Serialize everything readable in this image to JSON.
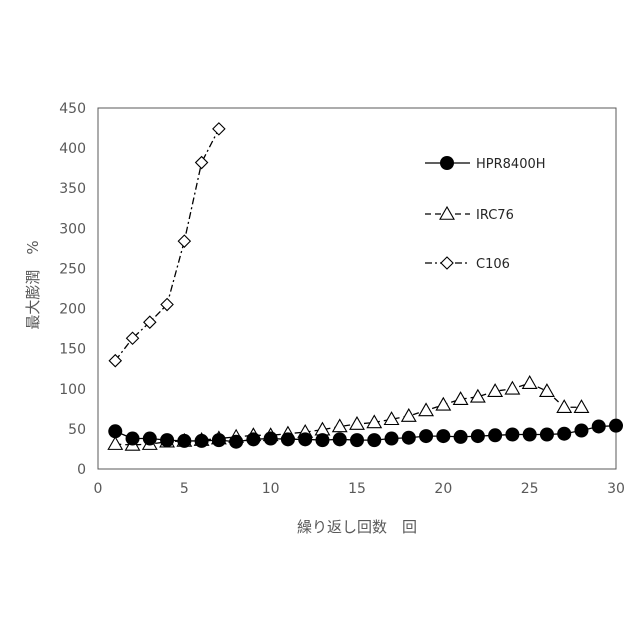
{
  "chart_data": {
    "type": "line",
    "xlabel": "繰り返し回数　回",
    "ylabel": "最大膨潤　%",
    "xlim": [
      0,
      30
    ],
    "ylim": [
      0,
      450
    ],
    "xticks": [
      0,
      5,
      10,
      15,
      20,
      25,
      30
    ],
    "yticks": [
      0,
      50,
      100,
      150,
      200,
      250,
      300,
      350,
      400,
      450
    ],
    "grid": false,
    "legend_position": "top-right",
    "series": [
      {
        "name": "HPR8400H",
        "marker": "filled-circle",
        "line": "solid",
        "color": "#000000",
        "x": [
          1,
          2,
          3,
          4,
          5,
          6,
          7,
          8,
          9,
          10,
          11,
          12,
          13,
          14,
          15,
          16,
          17,
          18,
          19,
          20,
          21,
          22,
          23,
          24,
          25,
          26,
          27,
          28,
          29,
          30
        ],
        "y": [
          47,
          38,
          38,
          36,
          35,
          35,
          36,
          34,
          37,
          38,
          37,
          37,
          36,
          37,
          36,
          36,
          38,
          39,
          41,
          41,
          40,
          41,
          42,
          43,
          43,
          43,
          44,
          48,
          53,
          54
        ]
      },
      {
        "name": "IRC76",
        "marker": "open-triangle",
        "line": "dashed",
        "color": "#000000",
        "x": [
          1,
          2,
          3,
          4,
          5,
          6,
          7,
          8,
          9,
          10,
          11,
          12,
          13,
          14,
          15,
          16,
          17,
          18,
          19,
          20,
          21,
          22,
          23,
          24,
          25,
          26,
          27,
          28
        ],
        "y": [
          31,
          30,
          31,
          34,
          35,
          36,
          38,
          40,
          42,
          42,
          44,
          46,
          49,
          53,
          56,
          58,
          62,
          66,
          73,
          80,
          87,
          90,
          97,
          100,
          107,
          97,
          77,
          77
        ]
      },
      {
        "name": "C106",
        "marker": "open-diamond",
        "line": "dash-dot",
        "color": "#000000",
        "x": [
          1,
          2,
          3,
          4,
          5,
          6,
          7
        ],
        "y": [
          135,
          163,
          183,
          205,
          284,
          382,
          424
        ]
      }
    ]
  }
}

### [DIRECTIONS FOR THIS TASK]
Filter the records down to the lines that contain the string "marker", and copy those lines.

### [THE ANSWER]
        "marker": "filled-circle",
        "marker": "open-triangle",
        "marker": "open-diamond",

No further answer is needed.